[Dataset records]
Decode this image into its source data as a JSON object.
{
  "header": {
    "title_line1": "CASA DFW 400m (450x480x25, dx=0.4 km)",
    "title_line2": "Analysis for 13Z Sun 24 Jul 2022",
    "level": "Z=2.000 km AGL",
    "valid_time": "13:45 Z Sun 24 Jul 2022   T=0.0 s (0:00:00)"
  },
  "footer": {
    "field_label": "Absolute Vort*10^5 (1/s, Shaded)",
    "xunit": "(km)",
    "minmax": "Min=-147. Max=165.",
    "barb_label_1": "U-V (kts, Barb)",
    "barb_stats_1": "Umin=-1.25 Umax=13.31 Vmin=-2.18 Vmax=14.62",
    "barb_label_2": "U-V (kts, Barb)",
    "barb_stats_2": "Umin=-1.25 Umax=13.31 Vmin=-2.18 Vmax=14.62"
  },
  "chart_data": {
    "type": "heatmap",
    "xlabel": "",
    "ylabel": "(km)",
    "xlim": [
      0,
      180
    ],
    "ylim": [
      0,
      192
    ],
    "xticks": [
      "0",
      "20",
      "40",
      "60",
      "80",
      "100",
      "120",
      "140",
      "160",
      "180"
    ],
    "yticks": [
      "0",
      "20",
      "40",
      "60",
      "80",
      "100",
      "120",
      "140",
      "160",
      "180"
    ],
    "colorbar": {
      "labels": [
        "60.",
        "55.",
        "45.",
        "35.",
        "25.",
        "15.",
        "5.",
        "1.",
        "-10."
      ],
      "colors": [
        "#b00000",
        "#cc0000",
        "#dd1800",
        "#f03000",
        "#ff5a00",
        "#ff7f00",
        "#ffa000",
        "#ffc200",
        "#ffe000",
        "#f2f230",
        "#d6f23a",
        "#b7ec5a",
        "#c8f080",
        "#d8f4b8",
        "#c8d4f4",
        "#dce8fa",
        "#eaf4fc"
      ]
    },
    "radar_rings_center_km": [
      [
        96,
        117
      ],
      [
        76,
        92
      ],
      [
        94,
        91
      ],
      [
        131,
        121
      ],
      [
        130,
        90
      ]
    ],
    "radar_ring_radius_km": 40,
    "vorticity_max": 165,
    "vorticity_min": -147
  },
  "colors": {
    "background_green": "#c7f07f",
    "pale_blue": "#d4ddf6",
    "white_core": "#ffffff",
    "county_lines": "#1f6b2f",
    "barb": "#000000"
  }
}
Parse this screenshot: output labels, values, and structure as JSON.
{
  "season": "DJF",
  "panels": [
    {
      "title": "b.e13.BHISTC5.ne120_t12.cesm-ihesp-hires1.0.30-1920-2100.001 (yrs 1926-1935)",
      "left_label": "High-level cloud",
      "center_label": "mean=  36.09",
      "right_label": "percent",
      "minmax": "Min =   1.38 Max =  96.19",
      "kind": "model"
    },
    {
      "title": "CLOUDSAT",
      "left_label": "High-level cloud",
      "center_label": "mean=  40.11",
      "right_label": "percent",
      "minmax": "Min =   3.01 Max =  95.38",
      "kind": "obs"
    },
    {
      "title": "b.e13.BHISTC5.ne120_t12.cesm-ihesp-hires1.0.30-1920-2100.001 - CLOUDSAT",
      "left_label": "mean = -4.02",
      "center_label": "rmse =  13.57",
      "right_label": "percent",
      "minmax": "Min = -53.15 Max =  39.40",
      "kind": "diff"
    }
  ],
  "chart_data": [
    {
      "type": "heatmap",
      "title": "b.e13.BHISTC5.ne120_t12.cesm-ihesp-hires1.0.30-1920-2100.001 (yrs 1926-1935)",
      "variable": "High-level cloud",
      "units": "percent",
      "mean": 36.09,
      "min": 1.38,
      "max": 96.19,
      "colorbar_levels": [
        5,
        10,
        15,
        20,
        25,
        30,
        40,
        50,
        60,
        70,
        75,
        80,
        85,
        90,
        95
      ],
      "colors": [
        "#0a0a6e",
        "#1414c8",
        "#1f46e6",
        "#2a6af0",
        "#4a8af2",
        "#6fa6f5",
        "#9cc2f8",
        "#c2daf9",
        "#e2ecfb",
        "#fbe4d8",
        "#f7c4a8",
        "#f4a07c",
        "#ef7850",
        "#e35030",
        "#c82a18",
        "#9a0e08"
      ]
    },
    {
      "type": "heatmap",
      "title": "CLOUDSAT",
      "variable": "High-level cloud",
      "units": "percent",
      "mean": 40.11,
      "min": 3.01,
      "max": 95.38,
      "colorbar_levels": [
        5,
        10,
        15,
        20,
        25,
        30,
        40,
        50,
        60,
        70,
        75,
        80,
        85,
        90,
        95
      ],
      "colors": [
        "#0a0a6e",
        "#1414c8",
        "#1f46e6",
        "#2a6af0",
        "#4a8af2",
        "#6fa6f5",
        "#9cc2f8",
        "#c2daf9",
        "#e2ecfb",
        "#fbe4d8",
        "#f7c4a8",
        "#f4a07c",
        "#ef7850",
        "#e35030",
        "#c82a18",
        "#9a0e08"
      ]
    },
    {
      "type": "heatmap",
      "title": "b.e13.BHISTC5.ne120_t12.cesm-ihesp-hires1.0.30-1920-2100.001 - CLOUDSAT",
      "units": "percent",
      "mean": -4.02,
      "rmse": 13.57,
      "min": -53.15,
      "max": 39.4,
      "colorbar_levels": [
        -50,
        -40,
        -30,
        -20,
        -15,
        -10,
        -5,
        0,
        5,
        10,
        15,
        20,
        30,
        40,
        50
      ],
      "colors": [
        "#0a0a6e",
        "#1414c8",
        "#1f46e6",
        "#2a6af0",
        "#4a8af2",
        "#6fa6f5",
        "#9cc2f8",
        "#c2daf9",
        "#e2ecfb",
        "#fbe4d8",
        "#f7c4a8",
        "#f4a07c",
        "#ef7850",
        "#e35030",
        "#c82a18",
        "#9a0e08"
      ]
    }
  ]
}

**Short task:**
Every entry should be printed again exactly as it stands.

**Task answer:**
Decode this image into its source data as a JSON object.
{
  "header": {
    "title_line1": "CASA DFW 400m (450x480x25, dx=0.4 km)",
    "title_line2": "Analysis for 13Z Sun 24 Jul 2022",
    "level": "Z=2.000 km AGL",
    "valid_time": "13:45 Z Sun 24 Jul 2022   T=0.0 s (0:00:00)"
  },
  "footer": {
    "field_label": "Absolute Vort*10^5 (1/s, Shaded)",
    "xunit": "(km)",
    "minmax": "Min=-147. Max=165.",
    "barb_label_1": "U-V (kts, Barb)",
    "barb_stats_1": "Umin=-1.25 Umax=13.31 Vmin=-2.18 Vmax=14.62",
    "barb_label_2": "U-V (kts, Barb)",
    "barb_stats_2": "Umin=-1.25 Umax=13.31 Vmin=-2.18 Vmax=14.62"
  },
  "chart_data": {
    "type": "heatmap",
    "xlabel": "",
    "ylabel": "(km)",
    "xlim": [
      0,
      180
    ],
    "ylim": [
      0,
      192
    ],
    "xticks": [
      "0",
      "20",
      "40",
      "60",
      "80",
      "100",
      "120",
      "140",
      "160",
      "180"
    ],
    "yticks": [
      "0",
      "20",
      "40",
      "60",
      "80",
      "100",
      "120",
      "140",
      "160",
      "180"
    ],
    "colorbar": {
      "labels": [
        "60.",
        "55.",
        "45.",
        "35.",
        "25.",
        "15.",
        "5.",
        "1.",
        "-10."
      ],
      "colors": [
        "#b00000",
        "#cc0000",
        "#dd1800",
        "#f03000",
        "#ff5a00",
        "#ff7f00",
        "#ffa000",
        "#ffc200",
        "#ffe000",
        "#f2f230",
        "#d6f23a",
        "#b7ec5a",
        "#c8f080",
        "#d8f4b8",
        "#c8d4f4",
        "#dce8fa",
        "#eaf4fc"
      ]
    },
    "radar_rings_center_km": [
      [
        96,
        117
      ],
      [
        76,
        92
      ],
      [
        94,
        91
      ],
      [
        131,
        121
      ],
      [
        130,
        90
      ]
    ],
    "radar_ring_radius_km": 40,
    "vorticity_max": 165,
    "vorticity_min": -147
  },
  "colors": {
    "background_green": "#c7f07f",
    "pale_blue": "#d4ddf6",
    "white_core": "#ffffff",
    "county_lines": "#1f6b2f",
    "barb": "#000000"
  }
}
Parse this screenshot: output labels, values, and structure as JSON.
{
  "season": "DJF",
  "panels": [
    {
      "title": "b.e13.BHISTC5.ne120_t12.cesm-ihesp-hires1.0.30-1920-2100.001 (yrs 1926-1935)",
      "left_label": "High-level cloud",
      "center_label": "mean=  36.09",
      "right_label": "percent",
      "minmax": "Min =   1.38 Max =  96.19",
      "kind": "model"
    },
    {
      "title": "CLOUDSAT",
      "left_label": "High-level cloud",
      "center_label": "mean=  40.11",
      "right_label": "percent",
      "minmax": "Min =   3.01 Max =  95.38",
      "kind": "obs"
    },
    {
      "title": "b.e13.BHISTC5.ne120_t12.cesm-ihesp-hires1.0.30-1920-2100.001 - CLOUDSAT",
      "left_label": "mean = -4.02",
      "center_label": "rmse =  13.57",
      "right_label": "percent",
      "minmax": "Min = -53.15 Max =  39.40",
      "kind": "diff"
    }
  ],
  "chart_data": [
    {
      "type": "heatmap",
      "title": "b.e13.BHISTC5.ne120_t12.cesm-ihesp-hires1.0.30-1920-2100.001 (yrs 1926-1935)",
      "variable": "High-level cloud",
      "units": "percent",
      "mean": 36.09,
      "min": 1.38,
      "max": 96.19,
      "colorbar_levels": [
        5,
        10,
        15,
        20,
        25,
        30,
        40,
        50,
        60,
        70,
        75,
        80,
        85,
        90,
        95
      ],
      "colors": [
        "#0a0a6e",
        "#1414c8",
        "#1f46e6",
        "#2a6af0",
        "#4a8af2",
        "#6fa6f5",
        "#9cc2f8",
        "#c2daf9",
        "#e2ecfb",
        "#fbe4d8",
        "#f7c4a8",
        "#f4a07c",
        "#ef7850",
        "#e35030",
        "#c82a18",
        "#9a0e08"
      ]
    },
    {
      "type": "heatmap",
      "title": "CLOUDSAT",
      "variable": "High-level cloud",
      "units": "percent",
      "mean": 40.11,
      "min": 3.01,
      "max": 95.38,
      "colorbar_levels": [
        5,
        10,
        15,
        20,
        25,
        30,
        40,
        50,
        60,
        70,
        75,
        80,
        85,
        90,
        95
      ],
      "colors": [
        "#0a0a6e",
        "#1414c8",
        "#1f46e6",
        "#2a6af0",
        "#4a8af2",
        "#6fa6f5",
        "#9cc2f8",
        "#c2daf9",
        "#e2ecfb",
        "#fbe4d8",
        "#f7c4a8",
        "#f4a07c",
        "#ef7850",
        "#e35030",
        "#c82a18",
        "#9a0e08"
      ]
    },
    {
      "type": "heatmap",
      "title": "b.e13.BHISTC5.ne120_t12.cesm-ihesp-hires1.0.30-1920-2100.001 - CLOUDSAT",
      "units": "percent",
      "mean": -4.02,
      "rmse": 13.57,
      "min": -53.15,
      "max": 39.4,
      "colorbar_levels": [
        -50,
        -40,
        -30,
        -20,
        -15,
        -10,
        -5,
        0,
        5,
        10,
        15,
        20,
        30,
        40,
        50
      ],
      "colors": [
        "#0a0a6e",
        "#1414c8",
        "#1f46e6",
        "#2a6af0",
        "#4a8af2",
        "#6fa6f5",
        "#9cc2f8",
        "#c2daf9",
        "#e2ecfb",
        "#fbe4d8",
        "#f7c4a8",
        "#f4a07c",
        "#ef7850",
        "#e35030",
        "#c82a18",
        "#9a0e08"
      ]
    }
  ]
}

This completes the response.